• _PROBLEM DESCRIPTION_
Print every entry exactly as written.

---------- EXTRACTED INFORMATION ----------

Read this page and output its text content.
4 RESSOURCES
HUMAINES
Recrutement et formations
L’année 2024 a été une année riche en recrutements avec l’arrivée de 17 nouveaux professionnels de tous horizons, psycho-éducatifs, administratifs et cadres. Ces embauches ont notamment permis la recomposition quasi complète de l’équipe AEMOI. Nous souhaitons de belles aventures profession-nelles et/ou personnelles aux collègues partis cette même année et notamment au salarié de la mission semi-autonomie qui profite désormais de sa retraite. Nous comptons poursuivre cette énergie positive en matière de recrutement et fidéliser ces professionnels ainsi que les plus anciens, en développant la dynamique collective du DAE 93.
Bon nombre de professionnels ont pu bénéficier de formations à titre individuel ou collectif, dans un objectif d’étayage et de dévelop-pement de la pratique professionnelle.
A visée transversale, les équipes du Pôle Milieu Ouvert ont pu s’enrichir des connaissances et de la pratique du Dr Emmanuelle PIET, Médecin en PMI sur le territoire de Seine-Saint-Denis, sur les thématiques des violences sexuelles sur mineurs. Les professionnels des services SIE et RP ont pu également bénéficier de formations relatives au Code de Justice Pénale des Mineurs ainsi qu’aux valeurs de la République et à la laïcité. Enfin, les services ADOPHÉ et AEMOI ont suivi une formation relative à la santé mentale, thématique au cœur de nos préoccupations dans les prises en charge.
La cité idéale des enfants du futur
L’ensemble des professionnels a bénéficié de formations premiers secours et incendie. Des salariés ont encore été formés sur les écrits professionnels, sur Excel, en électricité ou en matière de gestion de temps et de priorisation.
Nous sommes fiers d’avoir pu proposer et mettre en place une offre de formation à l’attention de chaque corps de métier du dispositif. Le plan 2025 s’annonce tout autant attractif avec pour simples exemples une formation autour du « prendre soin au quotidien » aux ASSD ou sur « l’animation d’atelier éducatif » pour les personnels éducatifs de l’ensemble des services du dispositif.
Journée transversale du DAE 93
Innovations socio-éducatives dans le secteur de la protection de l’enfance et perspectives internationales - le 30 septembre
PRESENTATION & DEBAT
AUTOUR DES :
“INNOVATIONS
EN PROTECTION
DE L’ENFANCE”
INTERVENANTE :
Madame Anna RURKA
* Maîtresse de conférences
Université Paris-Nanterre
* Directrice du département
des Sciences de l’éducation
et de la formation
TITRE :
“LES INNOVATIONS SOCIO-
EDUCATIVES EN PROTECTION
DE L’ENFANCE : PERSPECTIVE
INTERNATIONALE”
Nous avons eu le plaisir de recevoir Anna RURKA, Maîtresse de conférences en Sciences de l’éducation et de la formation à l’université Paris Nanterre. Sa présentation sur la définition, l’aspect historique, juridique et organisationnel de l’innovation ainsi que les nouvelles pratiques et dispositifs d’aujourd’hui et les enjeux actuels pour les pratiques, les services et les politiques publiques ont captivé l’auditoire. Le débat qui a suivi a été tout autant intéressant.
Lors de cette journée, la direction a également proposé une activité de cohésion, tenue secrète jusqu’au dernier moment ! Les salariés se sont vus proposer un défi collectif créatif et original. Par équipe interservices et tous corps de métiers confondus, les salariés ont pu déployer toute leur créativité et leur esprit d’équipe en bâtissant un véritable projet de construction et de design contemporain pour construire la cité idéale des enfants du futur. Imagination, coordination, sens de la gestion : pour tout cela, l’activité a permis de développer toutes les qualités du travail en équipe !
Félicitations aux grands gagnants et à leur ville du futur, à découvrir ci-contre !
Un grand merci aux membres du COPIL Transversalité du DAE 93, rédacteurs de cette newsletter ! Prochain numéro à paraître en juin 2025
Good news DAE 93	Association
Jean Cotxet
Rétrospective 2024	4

----------

• _WRITTEN RESPONSE_
Read this page and output its text content.
4 RESSOURCES
HUMAINES
Recrutement et formations
L’année 2024 a été une année riche en recrutements avec l’arrivée de 17 nouveaux professionnels de tous horizons, psycho-éducatifs, administratifs et cadres. Ces embauches ont notamment permis la recomposition quasi complète de l’équipe AEMOI. Nous souhaitons de belles aventures profession-nelles et/ou personnelles aux collègues partis cette même année et notamment au salarié de la mission semi-autonomie qui profite désormais de sa retraite. Nous comptons poursuivre cette énergie positive en matière de recrutement et fidéliser ces professionnels ainsi que les plus anciens, en développant la dynamique collective du DAE 93.
Bon nombre de professionnels ont pu bénéficier de formations à titre individuel ou collectif, dans un objectif d’étayage et de dévelop-pement de la pratique professionnelle.
A visée transversale, les équipes du Pôle Milieu Ouvert ont pu s’enrichir des connaissances et de la pratique du Dr Emmanuelle PIET, Médecin en PMI sur le territoire de Seine-Saint-Denis, sur les thématiques des violences sexuelles sur mineurs. Les professionnels des services SIE et RP ont pu également bénéficier de formations relatives au Code de Justice Pénale des Mineurs ainsi qu’aux valeurs de la République et à la laïcité. Enfin, les services ADOPHÉ et AEMOI ont suivi une formation relative à la santé mentale, thématique au cœur de nos préoccupations dans les prises en charge.
La cité idéale des enfants du futur
L’ensemble des professionnels a bénéficié de formations premiers secours et incendie. Des salariés ont encore été formés sur les écrits professionnels, sur Excel, en électricité ou en matière de gestion de temps et de priorisation.
Nous sommes fiers d’avoir pu proposer et mettre en place une offre de formation à l’attention de chaque corps de métier du dispositif. Le plan 2025 s’annonce tout autant attractif avec pour simples exemples une formation autour du « prendre soin au quotidien » aux ASSD ou sur « l’animation d’atelier éducatif » pour les personnels éducatifs de l’ensemble des services du dispositif.
Journée transversale du DAE 93
Innovations socio-éducatives dans le secteur de la protection de l’enfance et perspectives internationales - le 30 septembre
PRESENTATION & DEBAT
AUTOUR DES :
“INNOVATIONS
EN PROTECTION
DE L’ENFANCE”
INTERVENANTE :
Madame Anna RURKA
* Maîtresse de conférences
Université Paris-Nanterre
* Directrice du département
des Sciences de l’éducation
et de la formation
TITRE :
“LES INNOVATIONS SOCIO-
EDUCATIVES EN PROTECTION
DE L’ENFANCE : PERSPECTIVE
INTERNATIONALE”
Nous avons eu le plaisir de recevoir Anna RURKA, Maîtresse de conférences en Sciences de l’éducation et de la formation à l’université Paris Nanterre. Sa présentation sur la définition, l’aspect historique, juridique et organisationnel de l’innovation ainsi que les nouvelles pratiques et dispositifs d’aujourd’hui et les enjeux actuels pour les pratiques, les services et les politiques publiques ont captivé l’auditoire. Le débat qui a suivi a été tout autant intéressant.
Lors de cette journée, la direction a également proposé une activité de cohésion, tenue secrète jusqu’au dernier moment ! Les salariés se sont vus proposer un défi collectif créatif et original. Par équipe interservices et tous corps de métiers confondus, les salariés ont pu déployer toute leur créativité et leur esprit d’équipe en bâtissant un véritable projet de construction et de design contemporain pour construire la cité idéale des enfants du futur. Imagination, coordination, sens de la gestion : pour tout cela, l’activité a permis de développer toutes les qualités du travail en équipe !
Félicitations aux grands gagnants et à leur ville du futur, à découvrir ci-contre !
Un grand merci aux membres du COPIL Transversalité du DAE 93, rédacteurs de cette newsletter ! Prochain numéro à paraître en juin 2025
Good news DAE 93	Association
Jean Cotxet
Rétrospective 2024	4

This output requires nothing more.